(Data for analysis begins)
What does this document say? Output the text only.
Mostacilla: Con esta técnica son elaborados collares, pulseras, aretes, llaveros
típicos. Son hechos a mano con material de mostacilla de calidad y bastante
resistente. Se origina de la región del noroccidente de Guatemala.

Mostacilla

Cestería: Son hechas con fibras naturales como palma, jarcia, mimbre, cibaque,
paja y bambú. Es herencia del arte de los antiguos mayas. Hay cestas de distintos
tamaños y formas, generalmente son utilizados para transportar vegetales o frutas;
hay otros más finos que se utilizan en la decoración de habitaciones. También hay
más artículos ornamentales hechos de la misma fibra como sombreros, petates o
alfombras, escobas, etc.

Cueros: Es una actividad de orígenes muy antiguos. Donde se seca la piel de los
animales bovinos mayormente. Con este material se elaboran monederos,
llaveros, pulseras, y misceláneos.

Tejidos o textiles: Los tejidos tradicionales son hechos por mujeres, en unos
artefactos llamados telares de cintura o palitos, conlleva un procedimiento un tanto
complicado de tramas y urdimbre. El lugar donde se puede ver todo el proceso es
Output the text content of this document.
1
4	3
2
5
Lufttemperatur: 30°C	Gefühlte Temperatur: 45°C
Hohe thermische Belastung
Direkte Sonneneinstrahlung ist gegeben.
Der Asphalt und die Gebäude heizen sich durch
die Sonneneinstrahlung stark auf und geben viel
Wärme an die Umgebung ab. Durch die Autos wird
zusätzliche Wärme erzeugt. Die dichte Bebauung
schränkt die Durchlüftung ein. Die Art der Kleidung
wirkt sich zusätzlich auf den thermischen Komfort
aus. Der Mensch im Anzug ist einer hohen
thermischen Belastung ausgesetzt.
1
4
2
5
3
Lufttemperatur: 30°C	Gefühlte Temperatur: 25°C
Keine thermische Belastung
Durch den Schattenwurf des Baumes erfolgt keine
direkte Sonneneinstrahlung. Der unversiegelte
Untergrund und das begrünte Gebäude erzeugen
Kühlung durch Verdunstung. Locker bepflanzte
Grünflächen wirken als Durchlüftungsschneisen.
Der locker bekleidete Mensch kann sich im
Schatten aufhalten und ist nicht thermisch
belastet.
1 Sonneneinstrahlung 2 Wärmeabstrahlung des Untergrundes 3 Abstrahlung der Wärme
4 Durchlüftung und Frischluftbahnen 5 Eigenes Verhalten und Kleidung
(Data for analysis ends)
**What the exercise asks:**
Copy out each entry precisely. Leave nothing out.

**Response for this exercise:**
What does this document say? Output the text only.
Mostacilla: Con esta técnica son elaborados collares, pulseras, aretes, llaveros
típicos. Son hechos a mano con material de mostacilla de calidad y bastante
resistente. Se origina de la región del noroccidente de Guatemala.

Mostacilla

Cestería: Son hechas con fibras naturales como palma, jarcia, mimbre, cibaque,
paja y bambú. Es herencia del arte de los antiguos mayas. Hay cestas de distintos
tamaños y formas, generalmente son utilizados para transportar vegetales o frutas;
hay otros más finos que se utilizan en la decoración de habitaciones. También hay
más artículos ornamentales hechos de la misma fibra como sombreros, petates o
alfombras, escobas, etc.

Cueros: Es una actividad de orígenes muy antiguos. Donde se seca la piel de los
animales bovinos mayormente. Con este material se elaboran monederos,
llaveros, pulseras, y misceláneos.

Tejidos o textiles: Los tejidos tradicionales son hechos por mujeres, en unos
artefactos llamados telares de cintura o palitos, conlleva un procedimiento un tanto
complicado de tramas y urdimbre. El lugar donde se puede ver todo el proceso es
Output the text content of this document.
1
4	3
2
5
Lufttemperatur: 30°C	Gefühlte Temperatur: 45°C
Hohe thermische Belastung
Direkte Sonneneinstrahlung ist gegeben.
Der Asphalt und die Gebäude heizen sich durch
die Sonneneinstrahlung stark auf und geben viel
Wärme an die Umgebung ab. Durch die Autos wird
zusätzliche Wärme erzeugt. Die dichte Bebauung
schränkt die Durchlüftung ein. Die Art der Kleidung
wirkt sich zusätzlich auf den thermischen Komfort
aus. Der Mensch im Anzug ist einer hohen
thermischen Belastung ausgesetzt.
1
4
2
5
3
Lufttemperatur: 30°C	Gefühlte Temperatur: 25°C
Keine thermische Belastung
Durch den Schattenwurf des Baumes erfolgt keine
direkte Sonneneinstrahlung. Der unversiegelte
Untergrund und das begrünte Gebäude erzeugen
Kühlung durch Verdunstung. Locker bepflanzte
Grünflächen wirken als Durchlüftungsschneisen.
Der locker bekleidete Mensch kann sich im
Schatten aufhalten und ist nicht thermisch
belastet.
1 Sonneneinstrahlung 2 Wärmeabstrahlung des Untergrundes 3 Abstrahlung der Wärme
4 Durchlüftung und Frischluftbahnen 5 Eigenes Verhalten und Kleidung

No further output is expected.